------ INPUT MATERIAL ------

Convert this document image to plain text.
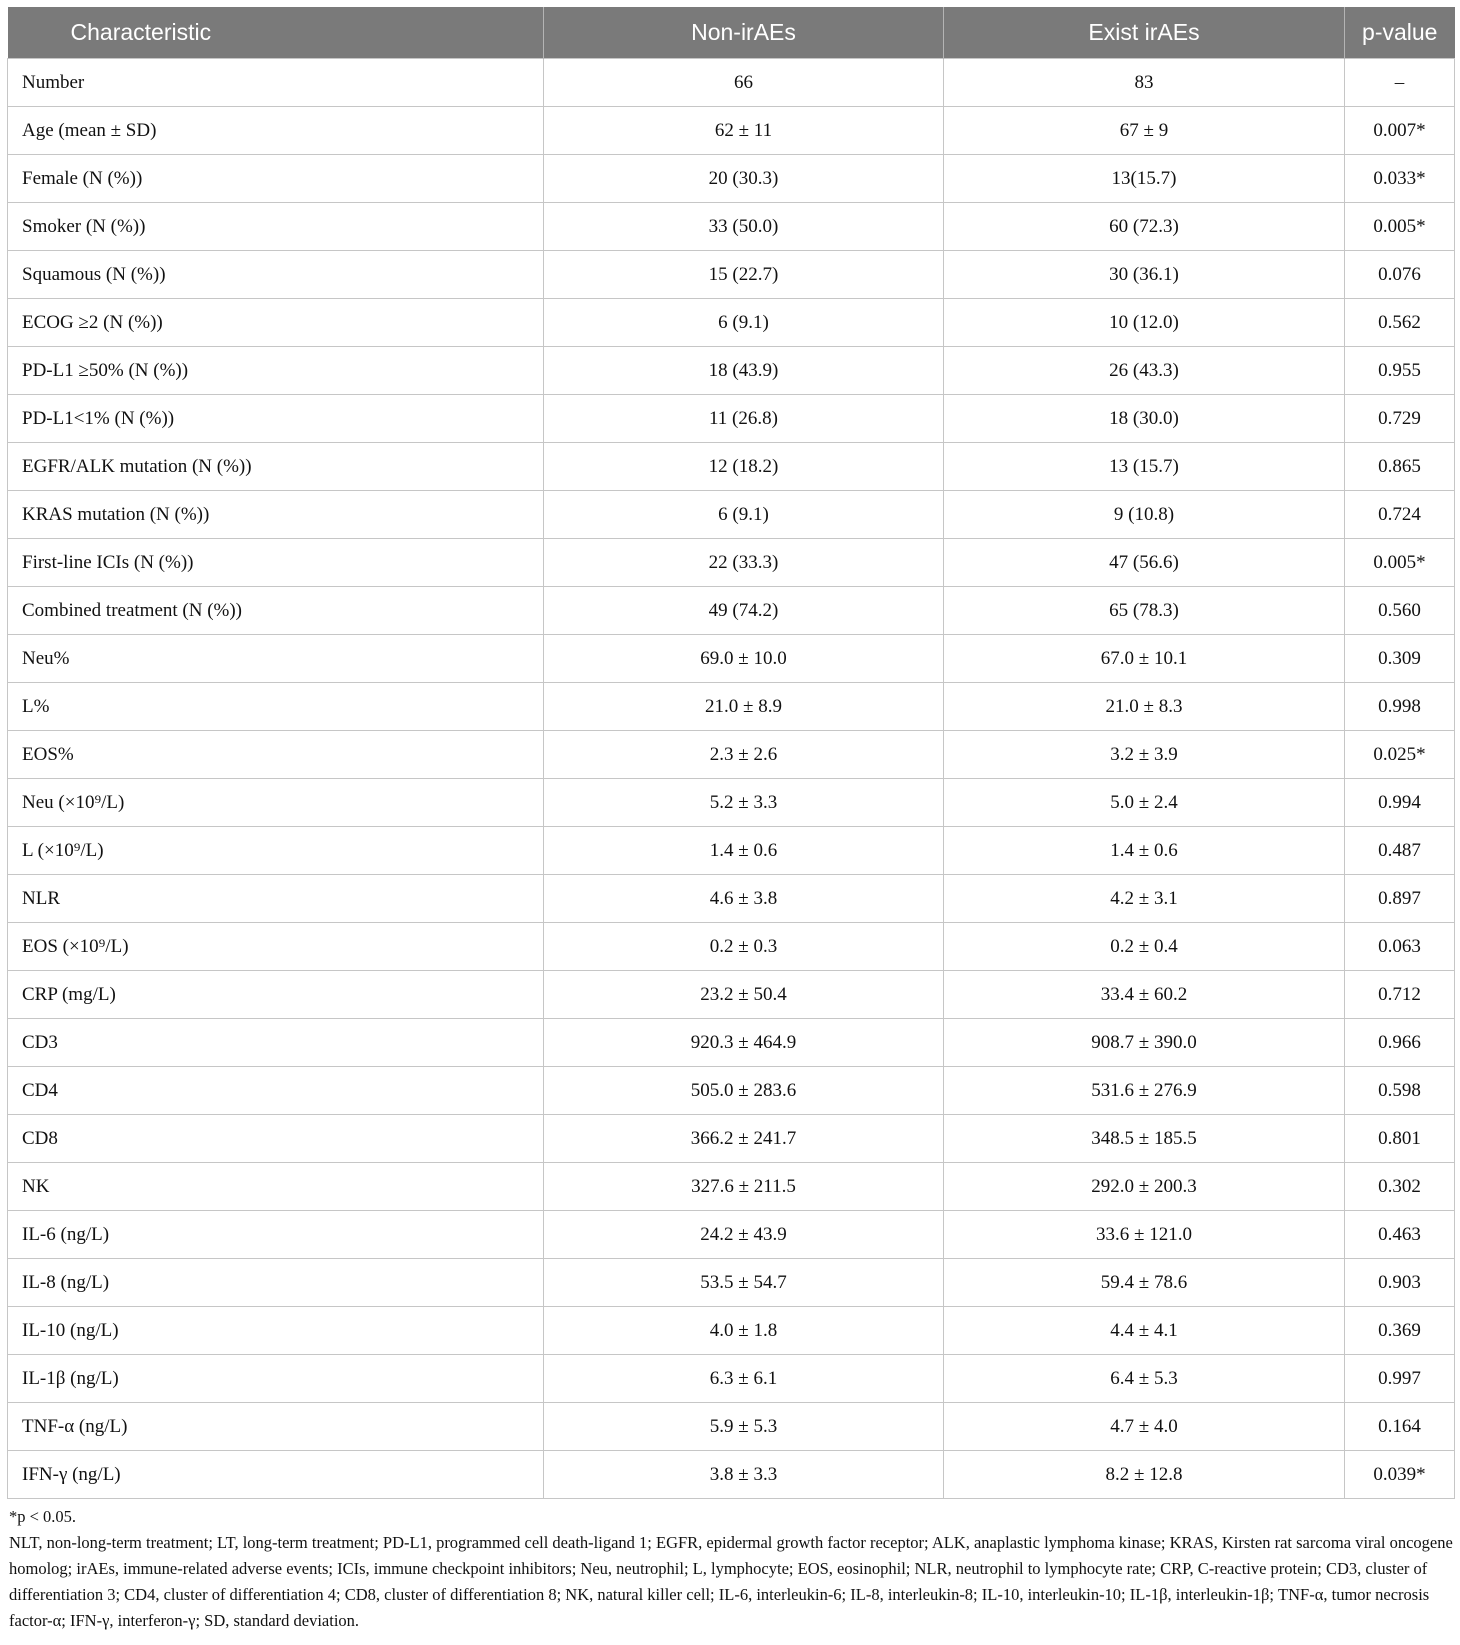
Characteristic	Non-irAEs	Exist irAEs	p-value
Number	66	83	–
Age (mean ± SD)	62 ± 11	67 ± 9	0.007*
Female (N (%))	20 (30.3)	13(15.7)	0.033*
Smoker (N (%))	33 (50.0)	60 (72.3)	0.005*
Squamous (N (%))	15 (22.7)	30 (36.1)	0.076
ECOG ≥2 (N (%))	6 (9.1)	10 (12.0)	0.562
PD-L1 ≥50% (N (%))	18 (43.9)	26 (43.3)	0.955
PD-L1<1% (N (%))	11 (26.8)	18 (30.0)	0.729
EGFR/ALK mutation (N (%))	12 (18.2)	13 (15.7)	0.865
KRAS mutation (N (%))	6 (9.1)	9 (10.8)	0.724
First-line ICIs (N (%))	22 (33.3)	47 (56.6)	0.005*
Combined treatment (N (%))	49 (74.2)	65 (78.3)	0.560
Neu%	69.0 ± 10.0	67.0 ± 10.1	0.309
L%	21.0 ± 8.9	21.0 ± 8.3	0.998
EOS%	2.3 ± 2.6	3.2 ± 3.9	0.025*
Neu (×10⁹/L)	5.2 ± 3.3	5.0 ± 2.4	0.994
L (×10⁹/L)	1.4 ± 0.6	1.4 ± 0.6	0.487
NLR	4.6 ± 3.8	4.2 ± 3.1	0.897
EOS (×10⁹/L)	0.2 ± 0.3	0.2 ± 0.4	0.063
CRP (mg/L)	23.2 ± 50.4	33.4 ± 60.2	0.712
CD3	920.3 ± 464.9	908.7 ± 390.0	0.966
CD4	505.0 ± 283.6	531.6 ± 276.9	0.598
CD8	366.2 ± 241.7	348.5 ± 185.5	0.801
NK	327.6 ± 211.5	292.0 ± 200.3	0.302
IL-6 (ng/L)	24.2 ± 43.9	33.6 ± 121.0	0.463
IL-8 (ng/L)	53.5 ± 54.7	59.4 ± 78.6	0.903
IL-10 (ng/L)	4.0 ± 1.8	4.4 ± 4.1	0.369
IL-1β (ng/L)	6.3 ± 6.1	6.4 ± 5.3	0.997
TNF-α (ng/L)	5.9 ± 5.3	4.7 ± 4.0	0.164
IFN-γ (ng/L)	3.8 ± 3.3	8.2 ± 12.8	0.039*
*p < 0.05.
NLT, non-long-term treatment; LT, long-term treatment; PD-L1, programmed cell death-ligand 1; EGFR, epidermal growth factor receptor; ALK, anaplastic lymphoma kinase; KRAS, Kirsten rat sarcoma viral oncogene homolog; irAEs, immune-related adverse events; ICIs, immune checkpoint inhibitors; Neu, neutrophil; L, lymphocyte; EOS, eosinophil; NLR, neutrophil to lymphocyte rate; CRP, C-reactive protein; CD3, cluster of differentiation 3; CD4, cluster of differentiation 4; CD8, cluster of differentiation 8; NK, natural killer cell; IL-6, interleukin-6; IL-8, interleukin-8; IL-10, interleukin-10; IL-1β, interleukin-1β; TNF-α, tumor necrosis factor-α; IFN-γ, interferon-γ; SD, standard deviation.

------

▸ **PROBLEM TO SOLVE**
Find all lines holding the word "mutation" in the records above and copy them.

▸ **REPLY**
EGFR/ALK mutation (N (%))	12 (18.2)	13 (15.7)	0.865
KRAS mutation (N (%))	6 (9.1)	9 (10.8)	0.724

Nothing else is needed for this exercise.